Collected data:
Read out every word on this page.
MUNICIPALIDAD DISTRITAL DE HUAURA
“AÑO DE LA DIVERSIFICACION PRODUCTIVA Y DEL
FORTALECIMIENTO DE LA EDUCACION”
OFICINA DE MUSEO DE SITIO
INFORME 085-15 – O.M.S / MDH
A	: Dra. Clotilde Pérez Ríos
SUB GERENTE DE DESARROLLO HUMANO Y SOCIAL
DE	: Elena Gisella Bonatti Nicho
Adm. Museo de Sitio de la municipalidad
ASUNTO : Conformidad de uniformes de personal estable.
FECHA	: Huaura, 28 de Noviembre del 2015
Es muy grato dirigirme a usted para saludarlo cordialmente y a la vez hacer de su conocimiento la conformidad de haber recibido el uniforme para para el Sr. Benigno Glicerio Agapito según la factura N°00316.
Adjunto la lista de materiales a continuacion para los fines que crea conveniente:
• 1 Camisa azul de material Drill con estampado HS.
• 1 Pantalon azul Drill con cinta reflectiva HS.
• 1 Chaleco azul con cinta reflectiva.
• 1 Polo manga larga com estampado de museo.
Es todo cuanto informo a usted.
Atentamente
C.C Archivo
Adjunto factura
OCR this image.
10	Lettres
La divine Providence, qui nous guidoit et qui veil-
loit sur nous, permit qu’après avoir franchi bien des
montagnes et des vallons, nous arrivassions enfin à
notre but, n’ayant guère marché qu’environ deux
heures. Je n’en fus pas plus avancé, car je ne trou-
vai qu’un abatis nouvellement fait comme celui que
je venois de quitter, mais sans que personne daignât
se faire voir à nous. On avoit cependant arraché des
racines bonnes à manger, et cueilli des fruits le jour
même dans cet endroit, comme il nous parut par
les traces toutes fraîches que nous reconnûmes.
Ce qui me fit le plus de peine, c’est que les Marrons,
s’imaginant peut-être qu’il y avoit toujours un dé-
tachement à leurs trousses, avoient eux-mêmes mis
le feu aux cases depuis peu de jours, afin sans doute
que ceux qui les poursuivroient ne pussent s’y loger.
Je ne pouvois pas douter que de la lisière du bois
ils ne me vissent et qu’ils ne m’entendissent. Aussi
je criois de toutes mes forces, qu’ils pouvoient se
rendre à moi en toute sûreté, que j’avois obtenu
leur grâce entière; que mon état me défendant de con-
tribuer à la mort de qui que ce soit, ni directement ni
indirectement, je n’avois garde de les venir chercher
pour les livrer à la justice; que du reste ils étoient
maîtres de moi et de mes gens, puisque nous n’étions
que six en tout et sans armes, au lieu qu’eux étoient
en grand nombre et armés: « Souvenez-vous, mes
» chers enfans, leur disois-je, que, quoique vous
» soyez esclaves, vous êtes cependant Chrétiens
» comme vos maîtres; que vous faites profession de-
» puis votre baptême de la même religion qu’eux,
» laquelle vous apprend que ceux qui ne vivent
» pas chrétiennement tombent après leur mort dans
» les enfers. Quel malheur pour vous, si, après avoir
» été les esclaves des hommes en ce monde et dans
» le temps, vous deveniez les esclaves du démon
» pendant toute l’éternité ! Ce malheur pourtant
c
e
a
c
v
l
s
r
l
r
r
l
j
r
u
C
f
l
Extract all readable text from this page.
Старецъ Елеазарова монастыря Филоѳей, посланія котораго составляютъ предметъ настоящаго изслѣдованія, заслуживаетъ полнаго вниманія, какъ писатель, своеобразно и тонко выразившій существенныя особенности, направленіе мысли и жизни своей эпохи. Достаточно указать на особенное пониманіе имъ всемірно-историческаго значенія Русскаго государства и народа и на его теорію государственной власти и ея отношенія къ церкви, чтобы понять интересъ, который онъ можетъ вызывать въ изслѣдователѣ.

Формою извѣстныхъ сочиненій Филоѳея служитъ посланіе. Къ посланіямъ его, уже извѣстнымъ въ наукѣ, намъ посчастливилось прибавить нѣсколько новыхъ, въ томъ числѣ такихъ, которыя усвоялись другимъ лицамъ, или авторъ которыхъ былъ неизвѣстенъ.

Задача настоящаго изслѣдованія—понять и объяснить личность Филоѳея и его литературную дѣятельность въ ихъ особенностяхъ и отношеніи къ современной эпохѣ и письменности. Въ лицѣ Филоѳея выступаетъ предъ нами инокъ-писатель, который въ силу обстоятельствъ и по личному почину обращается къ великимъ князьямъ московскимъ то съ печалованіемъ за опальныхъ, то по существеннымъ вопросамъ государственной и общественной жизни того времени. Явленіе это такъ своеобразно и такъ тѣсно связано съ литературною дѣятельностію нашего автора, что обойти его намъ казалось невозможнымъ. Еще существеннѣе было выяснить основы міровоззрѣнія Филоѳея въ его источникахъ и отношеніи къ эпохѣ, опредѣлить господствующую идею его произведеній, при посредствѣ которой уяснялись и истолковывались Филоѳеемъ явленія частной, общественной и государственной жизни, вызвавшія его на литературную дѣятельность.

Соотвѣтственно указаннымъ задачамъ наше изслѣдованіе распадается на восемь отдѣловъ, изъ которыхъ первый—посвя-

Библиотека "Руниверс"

WHAT THE EXERCISE ASKS:
Show every line from the entries above in which "mort" appears.

TASK SOLUTION:
tribuer à la mort de qui que ce soit, ni directement ni
» pas chrétiennement tombent après leur mort dans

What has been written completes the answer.